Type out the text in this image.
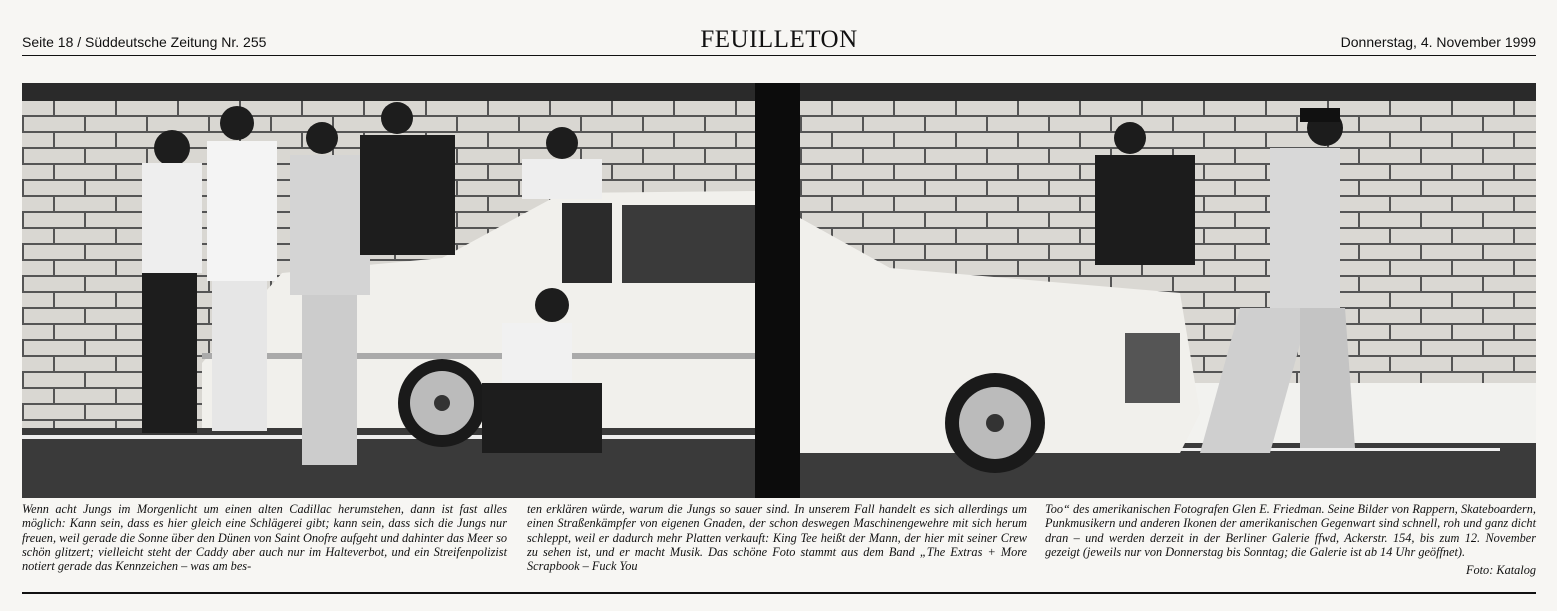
Seite 18 / Süddeutsche Zeitung Nr. 255	FEUILLETON	Donnerstag, 4. November 1999
Wenn acht Jungs im Morgenlicht um einen alten Cadillac herumstehen, dann ist fast alles möglich: Kann sein, dass es hier gleich eine Schlägerei gibt; kann sein, dass sich die Jungs nur freuen, weil gerade die Sonne über den Dünen von Saint Onofre aufgeht und dahinter das Meer so schön glitzert; vielleicht steht der Caddy aber auch nur im Halteverbot, und ein Streifenpolizist notiert gerade das Kennzeichen – was am bes-
ten erklären würde, warum die Jungs so sauer sind. In unserem Fall handelt es sich allerdings um einen Straßenkämpfer von eigenen Gnaden, der schon deswegen Maschinengewehre mit sich herum schleppt, weil er dadurch mehr Platten verkauft: King Tee heißt der Mann, der hier mit seiner Crew zu sehen ist, und er macht Musik. Das schöne Foto stammt aus dem Band „The Extras + More Scrapbook – Fuck You
Too“ des amerikanischen Fotografen Glen E. Friedman. Seine Bilder von Rappern, Skateboardern, Punkmusikern und anderen Ikonen der amerikanischen Gegenwart sind schnell, roh und ganz dicht dran – und werden derzeit in der Berliner Galerie ffwd, Ackerstr. 154, bis zum 12. November gezeigt (jeweils nur von Donnerstag bis Sonntag; die Galerie ist ab 14 Uhr geöffnet).
Foto: Katalog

§

Goal of the exercise » Write every record out again exactly; no pictures belong in the copy.

Response to this task »
Type out the text in this image.
Seite 18 / Süddeutsche Zeitung Nr. 255	FEUILLETON	Donnerstag, 4. November 1999
Wenn acht Jungs im Morgenlicht um einen alten Cadillac herumstehen, dann ist fast alles möglich: Kann sein, dass es hier gleich eine Schlägerei gibt; kann sein, dass sich die Jungs nur freuen, weil gerade die Sonne über den Dünen von Saint Onofre aufgeht und dahinter das Meer so schön glitzert; vielleicht steht der Caddy aber auch nur im Halteverbot, und ein Streifenpolizist notiert gerade das Kennzeichen – was am bes-
ten erklären würde, warum die Jungs so sauer sind. In unserem Fall handelt es sich allerdings um einen Straßenkämpfer von eigenen Gnaden, der schon deswegen Maschinengewehre mit sich herum schleppt, weil er dadurch mehr Platten verkauft: King Tee heißt der Mann, der hier mit seiner Crew zu sehen ist, und er macht Musik. Das schöne Foto stammt aus dem Band „The Extras + More Scrapbook – Fuck You
Too“ des amerikanischen Fotografen Glen E. Friedman. Seine Bilder von Rappern, Skateboardern, Punkmusikern und anderen Ikonen der amerikanischen Gegenwart sind schnell, roh und ganz dicht dran – und werden derzeit in der Berliner Galerie ffwd, Ackerstr. 154, bis zum 12. November gezeigt (jeweils nur von Donnerstag bis Sonntag; die Galerie ist ab 14 Uhr geöffnet).
Foto: Katalog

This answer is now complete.